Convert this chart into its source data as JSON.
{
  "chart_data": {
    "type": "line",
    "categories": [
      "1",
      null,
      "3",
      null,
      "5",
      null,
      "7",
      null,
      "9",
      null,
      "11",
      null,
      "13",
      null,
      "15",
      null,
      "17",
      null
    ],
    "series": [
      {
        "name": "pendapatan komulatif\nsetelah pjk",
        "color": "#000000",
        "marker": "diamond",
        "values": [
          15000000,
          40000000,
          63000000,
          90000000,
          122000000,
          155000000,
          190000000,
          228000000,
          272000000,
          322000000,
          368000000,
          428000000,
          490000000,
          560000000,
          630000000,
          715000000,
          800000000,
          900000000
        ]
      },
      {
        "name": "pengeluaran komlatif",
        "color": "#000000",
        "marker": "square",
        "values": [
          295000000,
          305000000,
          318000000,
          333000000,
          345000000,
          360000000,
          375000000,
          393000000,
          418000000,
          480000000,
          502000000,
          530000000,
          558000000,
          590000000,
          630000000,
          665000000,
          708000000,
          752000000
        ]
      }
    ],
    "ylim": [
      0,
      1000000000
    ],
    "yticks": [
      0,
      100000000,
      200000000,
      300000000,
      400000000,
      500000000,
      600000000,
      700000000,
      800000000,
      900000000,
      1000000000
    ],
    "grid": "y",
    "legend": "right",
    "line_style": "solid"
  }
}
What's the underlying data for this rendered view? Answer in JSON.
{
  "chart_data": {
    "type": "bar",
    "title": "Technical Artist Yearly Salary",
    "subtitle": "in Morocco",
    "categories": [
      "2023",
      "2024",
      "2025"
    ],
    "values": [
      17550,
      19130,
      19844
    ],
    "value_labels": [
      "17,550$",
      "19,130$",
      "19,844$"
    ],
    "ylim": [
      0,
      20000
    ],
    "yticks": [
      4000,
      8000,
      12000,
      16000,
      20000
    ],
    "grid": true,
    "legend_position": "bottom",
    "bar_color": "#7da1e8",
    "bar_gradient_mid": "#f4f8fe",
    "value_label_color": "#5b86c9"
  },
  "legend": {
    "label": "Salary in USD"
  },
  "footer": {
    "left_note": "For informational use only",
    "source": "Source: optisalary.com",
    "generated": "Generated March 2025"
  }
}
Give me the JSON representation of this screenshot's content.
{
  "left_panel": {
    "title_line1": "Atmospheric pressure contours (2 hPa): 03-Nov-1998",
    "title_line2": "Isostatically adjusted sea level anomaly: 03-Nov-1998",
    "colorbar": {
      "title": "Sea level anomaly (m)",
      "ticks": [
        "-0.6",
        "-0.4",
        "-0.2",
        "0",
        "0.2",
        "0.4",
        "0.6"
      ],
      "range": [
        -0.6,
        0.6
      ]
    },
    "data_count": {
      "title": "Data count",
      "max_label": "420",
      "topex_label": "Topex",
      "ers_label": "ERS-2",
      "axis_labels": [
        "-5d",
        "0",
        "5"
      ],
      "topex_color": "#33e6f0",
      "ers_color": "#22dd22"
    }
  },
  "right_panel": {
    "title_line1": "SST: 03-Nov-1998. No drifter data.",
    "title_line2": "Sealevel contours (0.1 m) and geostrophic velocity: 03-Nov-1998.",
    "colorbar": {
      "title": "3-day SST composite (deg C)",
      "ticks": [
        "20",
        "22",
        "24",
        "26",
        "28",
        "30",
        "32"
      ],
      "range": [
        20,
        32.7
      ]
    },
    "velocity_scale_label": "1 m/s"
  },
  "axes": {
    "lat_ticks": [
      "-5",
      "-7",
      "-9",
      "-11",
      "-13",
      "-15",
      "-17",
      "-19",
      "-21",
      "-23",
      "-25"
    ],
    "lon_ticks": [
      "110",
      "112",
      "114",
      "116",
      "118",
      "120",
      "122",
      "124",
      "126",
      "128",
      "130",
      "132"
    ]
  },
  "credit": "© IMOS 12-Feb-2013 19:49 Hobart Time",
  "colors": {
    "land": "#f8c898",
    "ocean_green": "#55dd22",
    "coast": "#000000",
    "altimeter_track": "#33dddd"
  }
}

=======

WHAT THE TASK REQUIRES — Set down each entry again, unchanged.

SOLUTION BELOW —
Convert this chart into its source data as JSON.
{
  "chart_data": {
    "type": "line",
    "categories": [
      "1",
      null,
      "3",
      null,
      "5",
      null,
      "7",
      null,
      "9",
      null,
      "11",
      null,
      "13",
      null,
      "15",
      null,
      "17",
      null
    ],
    "series": [
      {
        "name": "pendapatan komulatif\nsetelah pjk",
        "color": "#000000",
        "marker": "diamond",
        "values": [
          15000000,
          40000000,
          63000000,
          90000000,
          122000000,
          155000000,
          190000000,
          228000000,
          272000000,
          322000000,
          368000000,
          428000000,
          490000000,
          560000000,
          630000000,
          715000000,
          800000000,
          900000000
        ]
      },
      {
        "name": "pengeluaran komlatif",
        "color": "#000000",
        "marker": "square",
        "values": [
          295000000,
          305000000,
          318000000,
          333000000,
          345000000,
          360000000,
          375000000,
          393000000,
          418000000,
          480000000,
          502000000,
          530000000,
          558000000,
          590000000,
          630000000,
          665000000,
          708000000,
          752000000
        ]
      }
    ],
    "ylim": [
      0,
      1000000000
    ],
    "yticks": [
      0,
      100000000,
      200000000,
      300000000,
      400000000,
      500000000,
      600000000,
      700000000,
      800000000,
      900000000,
      1000000000
    ],
    "grid": "y",
    "legend": "right",
    "line_style": "solid"
  }
}
What's the underlying data for this rendered view? Answer in JSON.
{
  "chart_data": {
    "type": "bar",
    "title": "Technical Artist Yearly Salary",
    "subtitle": "in Morocco",
    "categories": [
      "2023",
      "2024",
      "2025"
    ],
    "values": [
      17550,
      19130,
      19844
    ],
    "value_labels": [
      "17,550$",
      "19,130$",
      "19,844$"
    ],
    "ylim": [
      0,
      20000
    ],
    "yticks": [
      4000,
      8000,
      12000,
      16000,
      20000
    ],
    "grid": true,
    "legend_position": "bottom",
    "bar_color": "#7da1e8",
    "bar_gradient_mid": "#f4f8fe",
    "value_label_color": "#5b86c9"
  },
  "legend": {
    "label": "Salary in USD"
  },
  "footer": {
    "left_note": "For informational use only",
    "source": "Source: optisalary.com",
    "generated": "Generated March 2025"
  }
}
Give me the JSON representation of this screenshot's content.
{
  "left_panel": {
    "title_line1": "Atmospheric pressure contours (2 hPa): 03-Nov-1998",
    "title_line2": "Isostatically adjusted sea level anomaly: 03-Nov-1998",
    "colorbar": {
      "title": "Sea level anomaly (m)",
      "ticks": [
        "-0.6",
        "-0.4",
        "-0.2",
        "0",
        "0.2",
        "0.4",
        "0.6"
      ],
      "range": [
        -0.6,
        0.6
      ]
    },
    "data_count": {
      "title": "Data count",
      "max_label": "420",
      "topex_label": "Topex",
      "ers_label": "ERS-2",
      "axis_labels": [
        "-5d",
        "0",
        "5"
      ],
      "topex_color": "#33e6f0",
      "ers_color": "#22dd22"
    }
  },
  "right_panel": {
    "title_line1": "SST: 03-Nov-1998. No drifter data.",
    "title_line2": "Sealevel contours (0.1 m) and geostrophic velocity: 03-Nov-1998.",
    "colorbar": {
      "title": "3-day SST composite (deg C)",
      "ticks": [
        "20",
        "22",
        "24",
        "26",
        "28",
        "30",
        "32"
      ],
      "range": [
        20,
        32.7
      ]
    },
    "velocity_scale_label": "1 m/s"
  },
  "axes": {
    "lat_ticks": [
      "-5",
      "-7",
      "-9",
      "-11",
      "-13",
      "-15",
      "-17",
      "-19",
      "-21",
      "-23",
      "-25"
    ],
    "lon_ticks": [
      "110",
      "112",
      "114",
      "116",
      "118",
      "120",
      "122",
      "124",
      "126",
      "128",
      "130",
      "132"
    ]
  },
  "credit": "© IMOS 12-Feb-2013 19:49 Hobart Time",
  "colors": {
    "land": "#f8c898",
    "ocean_green": "#55dd22",
    "coast": "#000000",
    "altimeter_track": "#33dddd"
  }
}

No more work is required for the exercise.